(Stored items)
------------------------
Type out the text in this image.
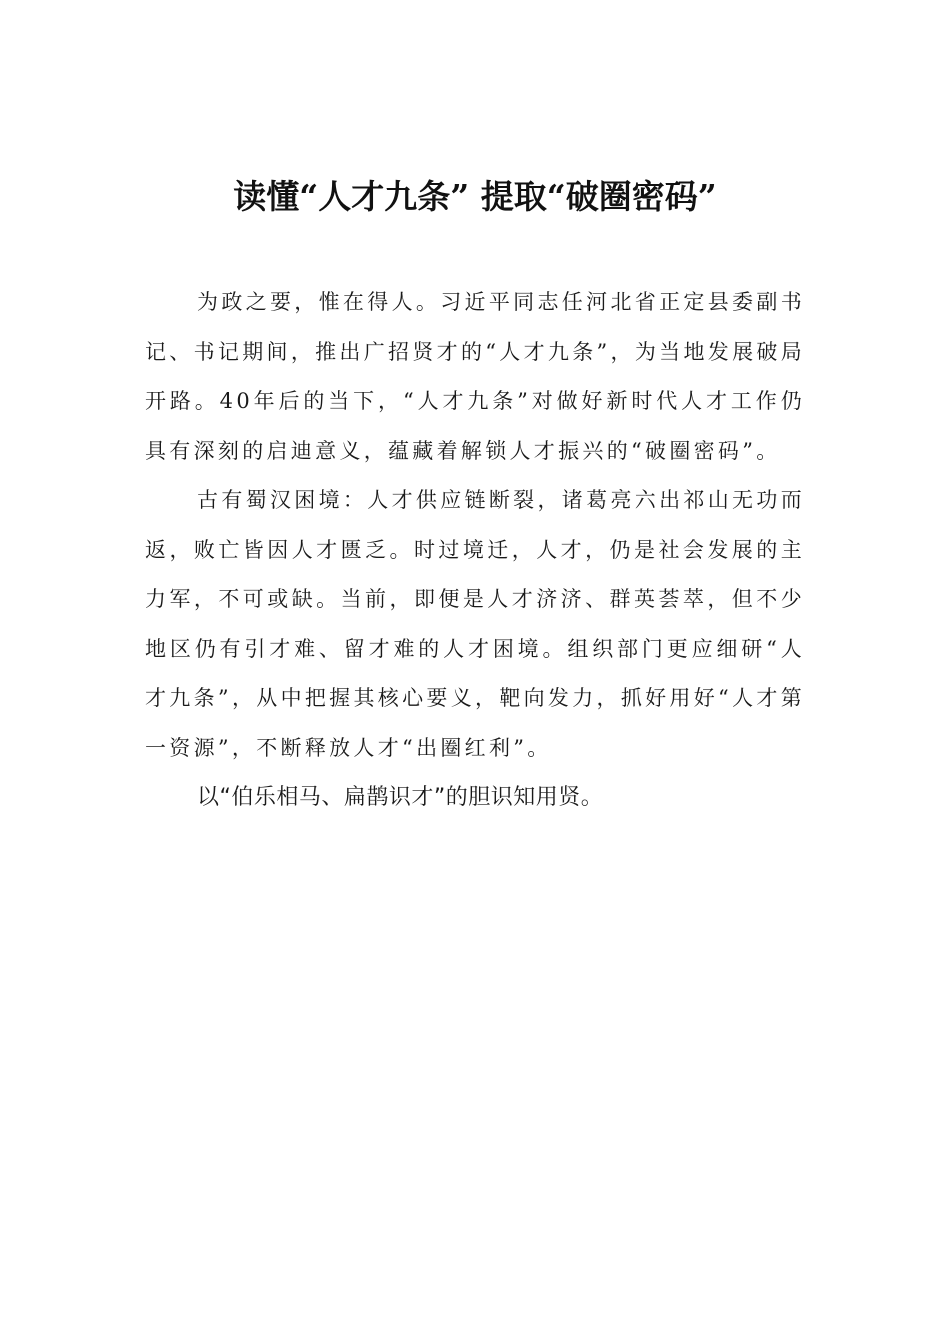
读懂“人才九条” 提取“破圈密码”

为政之要，惟在得人。习近平同志任河北省正定县委副书记、书记期间，推出广招贤才的“人才九条”，为当地发展破局开路。40年后的当下，“人才九条”对做好新时代人才工作仍具有深刻的启迪意义，蕴藏着解锁人才振兴的“破圈密码”。

古有蜀汉困境：人才供应链断裂，诸葛亮六出祁山无功而返，败亡皆因人才匮乏。时过境迁，人才，仍是社会发展的主力军，不可或缺。当前，即便是人才济济、群英荟萃，但不少地区仍有引才难、留才难的人才困境。组织部门更应细研“人才九条”，从中把握其核心要义，靶向发力，抓好用好“人才第一资源”，不断释放人才“出圈红利”。

以“伯乐相马、扁鹊识才”的胆识知用贤。
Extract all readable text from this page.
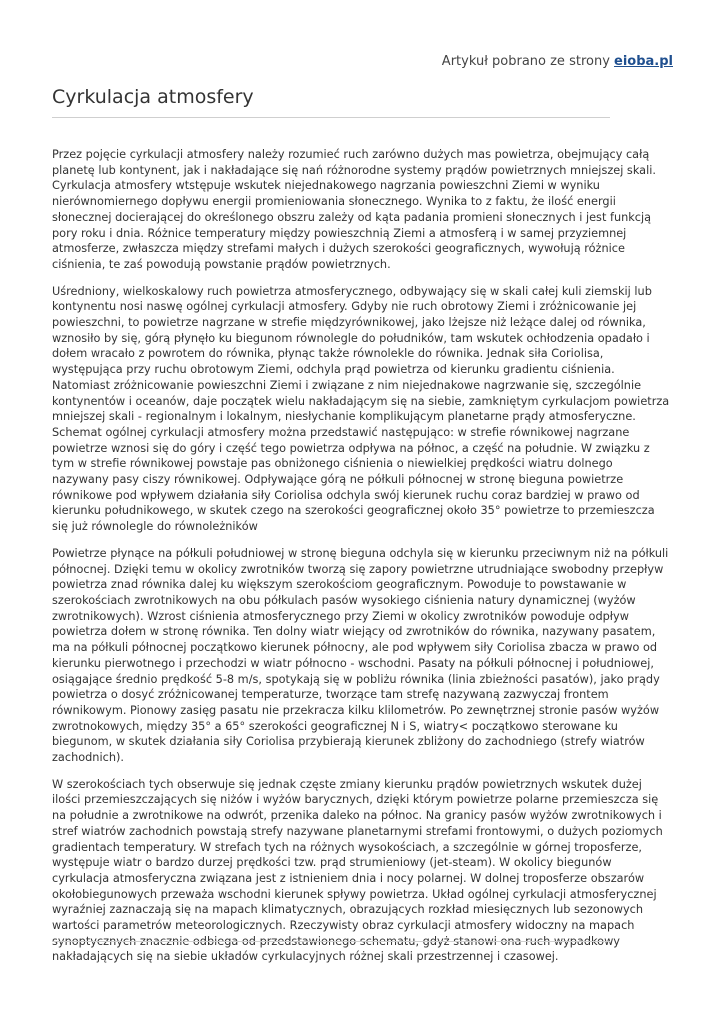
Artykuł pobrano ze strony eioba.pl
Cyrkulacja atmosfery

Przez pojęcie cyrkulacji atmosfery należy rozumieć ruch zarówno dużych mas powietrza, obejmujący całą planetę lub kontynent, jak i nakładające się nań różnorodne systemy prądów powietrznych mniejszej skali. Cyrkulacja atmosfery wtstępuje wskutek niejednakowego nagrzania powieszchni Ziemi w wyniku nierównomiernego dopływu energii promieniowania słonecznego. Wynika to z faktu, że ilość energii słonecznej docierającej do określonego obszru zależy od kąta padania promieni słonecznych i jest funkcją pory roku i dnia. Różnice temperatury między powieszchnią Ziemi a atmosferą i w samej przyziemnej atmosferze, zwłaszcza między strefami małych i dużych szerokości geograficznych, wywołują różnice ciśnienia, te zaś powodują powstanie prądów powietrznych.

Uśredniony, wielkoskalowy ruch powietrza atmosferycznego, odbywający się w skali całej kuli ziemskij lub kontynentu nosi naswę ogólnej cyrkulacji atmosfery. Gdyby nie ruch obrotowy Ziemi i zróżnicowanie jej powieszchni, to powietrze nagrzane w strefie międzyrównikowej, jako lżejsze niż leżące dalej od równika, wznosiło by się, górą płynęło ku biegunom równolegle do południków, tam wskutek ochłodzenia opadało i dołem wracało z powrotem do równika, płynąc także równolekle do równika. Jednak siła Coriolisa, występująca przy ruchu obrotowym Ziemi, odchyla prąd powietrza od kierunku gradientu ciśnienia. Natomiast zróżnicowanie powieszchni Ziemi i związane z nim niejednakowe nagrzwanie się, szczególnie kontynentów i oceanów, daje początek wielu nakładającym się na siebie, zamkniętym cyrkulacjom powietrza mniejszej skali - regionalnym i lokalnym, niesłychanie komplikującym planetarne prądy atmosferyczne. Schemat ogólnej cyrkulacji atmosfery można przedstawić następująco: w strefie równikowej nagrzane powietrze wznosi się do góry i część tego powietrza odpływa na północ, a część na południe. W związku z tym w strefie równikowej powstaje pas obniżonego ciśnienia o niewielkiej prędkości wiatru dolnego nazywany pasy ciszy równikowej. Odpływające górą ne półkuli północnej w stronę bieguna powietrze równikowe pod wpływem działania siły Coriolisa odchyla swój kierunek ruchu coraz bardziej w prawo od kierunku południkowego, w skutek czego na szerokości geograficznej około 35° powietrze to przemieszcza się już równolegle do równoleżników

Powietrze płynące na półkuli południowej w stronę bieguna odchyla się w kierunku przeciwnym niż na półkuli północnej. Dzięki temu w okolicy zwrotników tworzą się zapory powietrzne utrudniające swobodny przepływ powietrza znad równika dalej ku większym szerokościom geograficznym. Powoduje to powstawanie w szerokościach zwrotnikowych na obu półkulach pasów wysokiego ciśnienia natury dynamicznej (wyżów zwrotnikowych). Wzrost ciśnienia atmosferycznego przy Ziemi w okolicy zwrotników powoduje odpływ powietrza dołem w stronę równika. Ten dolny wiatr wiejący od zwrotników do równika, nazywany pasatem, ma na półkuli północnej początkowo kierunek północny, ale pod wpływem siły Coriolisa zbacza w prawo od kierunku pierwotnego i przechodzi w wiatr północno - wschodni. Pasaty na półkuli północnej i południowej, osiągające średnio prędkość 5-8 m/s, spotykają się w pobliżu równika (linia zbieżności pasatów), jako prądy powietrza o dosyć zróżnicowanej temperaturze, tworzące tam strefę nazywaną zazwyczaj frontem równikowym. Pionowy zasięg pasatu nie przekracza kilku klilometrów. Po zewnętrznej stronie pasów wyżów zwrotnokowych, między 35° a 65° szerokości geograficznej N i S, wiatry< początkowo sterowane ku biegunom, w skutek działania siły Coriolisa przybierają kierunek zbliżony do zachodniego (strefy wiatrów zachodnich).

W szerokościach tych obserwuje się jednak częste zmiany kierunku prądów powietrznych wskutek dużej ilości przemieszczających się niżów i wyżów barycznych, dzięki którym powietrze polarne przemieszcza się na południe a zwrotnikowe na odwrót, przenika daleko na północ. Na granicy pasów wyżów zwrotnikowych i stref wiatrów zachodnich powstają strefy nazywane planetarnymi strefami frontowymi, o dużych poziomych gradientach temperatury. W strefach tych na różnych wysokościach, a szczególnie w górnej troposferze, występuje wiatr o bardzo durzej prędkości tzw. prąd strumieniowy (jet-steam). W okolicy biegunów cyrkulacja atmosferyczna związana jest z istnieniem dnia i nocy polarnej. W dolnej troposferze obszarów okołobiegunowych przeważa wschodni kierunek spływy powietrza. Układ ogólnej cyrkulacji atmosferycznej wyraźniej zaznaczają się na mapach klimatycznych, obrazujących rozkład miesięcznych lub sezonowych wartości parametrów meteorologicznych. Rzeczywisty obraz cyrkulacji atmosfery widoczny na mapach synoptycznych znacznie odbiega od przedstawionego schematu, gdyż stanowi ona ruch wypadkowy nakładających się na siebie układów cyrkulacyjnych różnej skali przestrzennej i czasowej.
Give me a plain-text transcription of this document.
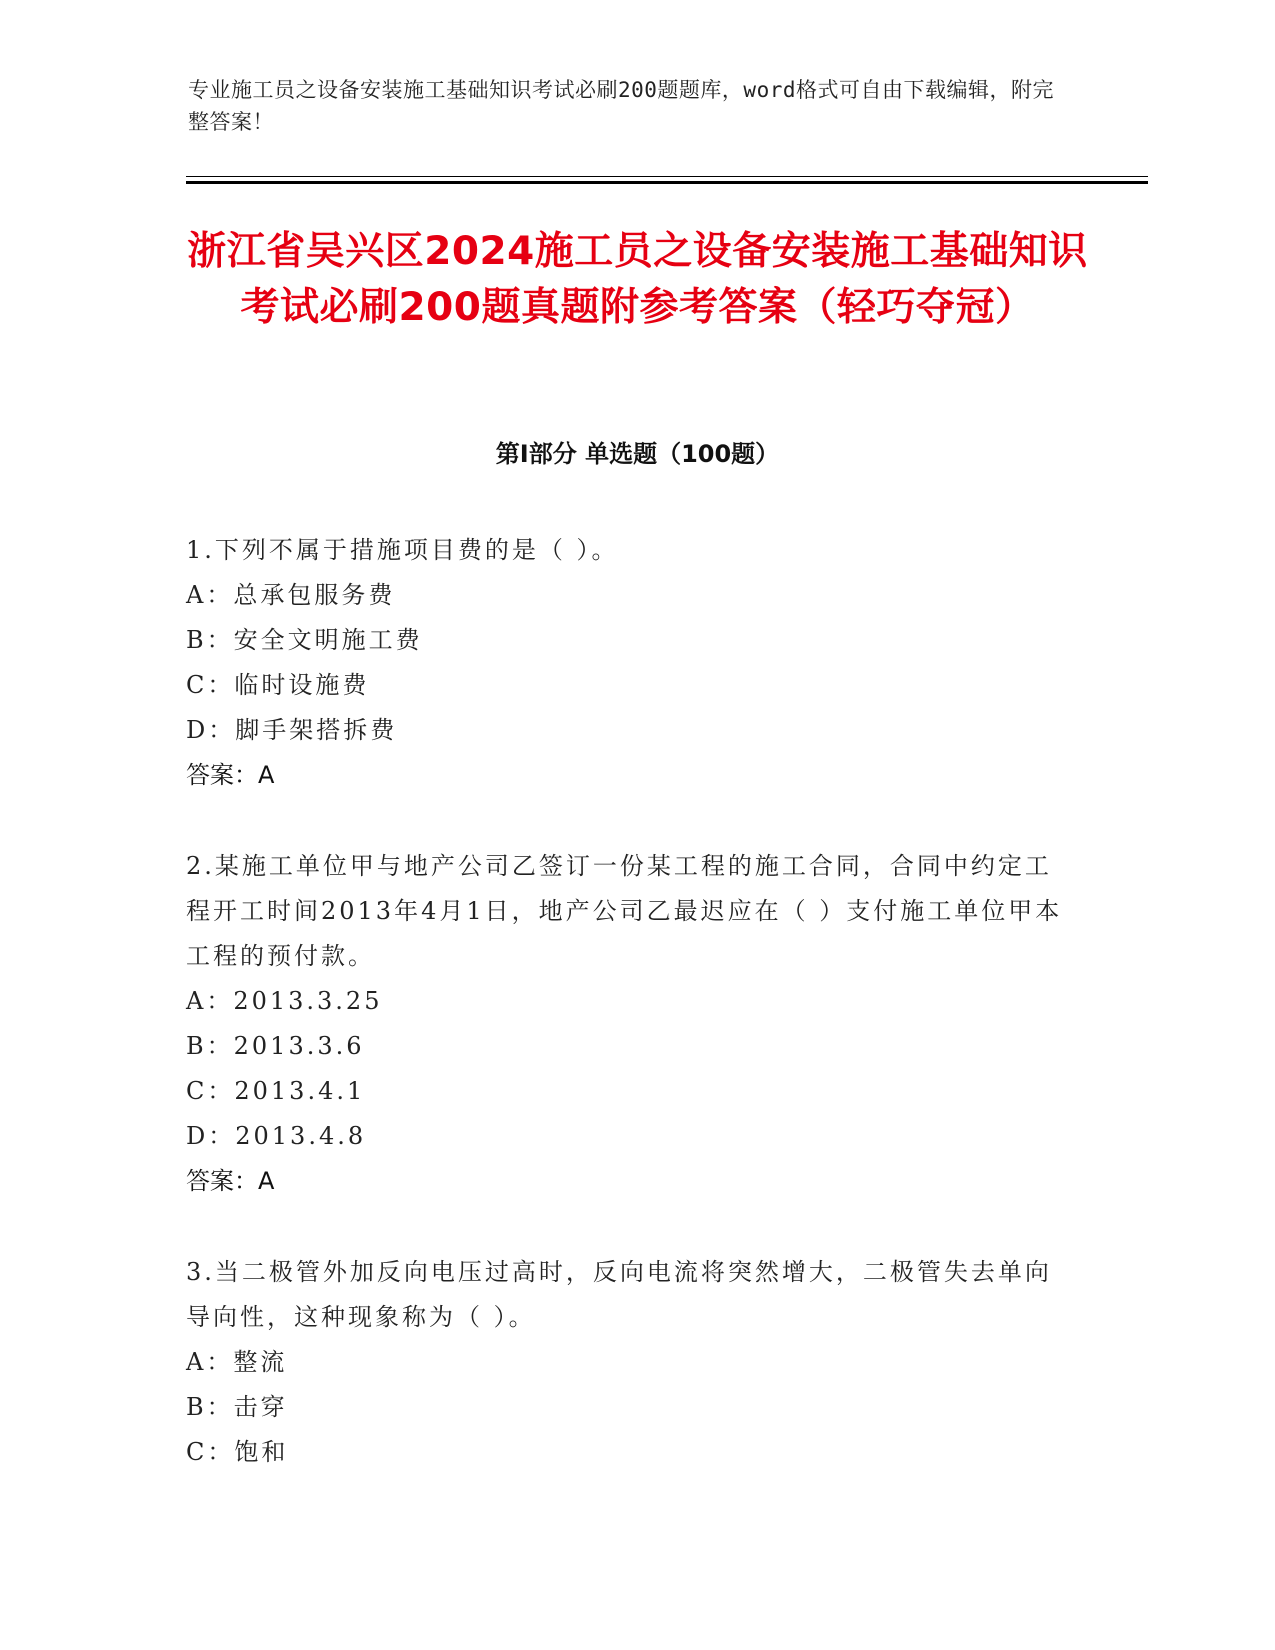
专业施工员之设备安装施工基础知识考试必刷200题题库，word格式可自由下载编辑，附完整答案！
浙江省吴兴区2024施工员之设备安装施工基础知识考试必刷200题真题附参考答案（轻巧夺冠）
第Ⅰ部分 单选题（100题）

1.下列不属于措施项目费的是（ ）。

A：总承包服务费

B：安全文明施工费

C：临时设施费

D：脚手架搭拆费

答案：A

2.某施工单位甲与地产公司乙签订一份某工程的施工合同，合同中约定工程开工时间2013年4月1日，地产公司乙最迟应在（ ）支付施工单位甲本工程的预付款。

A：2013.3.25

B：2013.3.6

C：2013.4.1

D：2013.4.8

答案：A

3.当二极管外加反向电压过高时，反向电流将突然增大，二极管失去单向导向性，这种现象称为（ ）。

A：整流

B：击穿

C：饱和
------------------------
**Objective:** The lines from the one holding "Give me a plain-text" through the end of the material above are to be echoed exactly, both ends included. Do not include pictures.

**The completed task:**
Give me a plain-text transcription of this document.
专业施工员之设备安装施工基础知识考试必刷200题题库，word格式可自由下载编辑，附完整答案！
浙江省吴兴区2024施工员之设备安装施工基础知识考试必刷200题真题附参考答案（轻巧夺冠）
第Ⅰ部分 单选题（100题）

1.下列不属于措施项目费的是（ ）。

A：总承包服务费

B：安全文明施工费

C：临时设施费

D：脚手架搭拆费

答案：A

2.某施工单位甲与地产公司乙签订一份某工程的施工合同，合同中约定工程开工时间2013年4月1日，地产公司乙最迟应在（ ）支付施工单位甲本工程的预付款。

A：2013.3.25

B：2013.3.6

C：2013.4.1

D：2013.4.8

答案：A

3.当二极管外加反向电压过高时，反向电流将突然增大，二极管失去单向导向性，这种现象称为（ ）。

A：整流

B：击穿

C：饱和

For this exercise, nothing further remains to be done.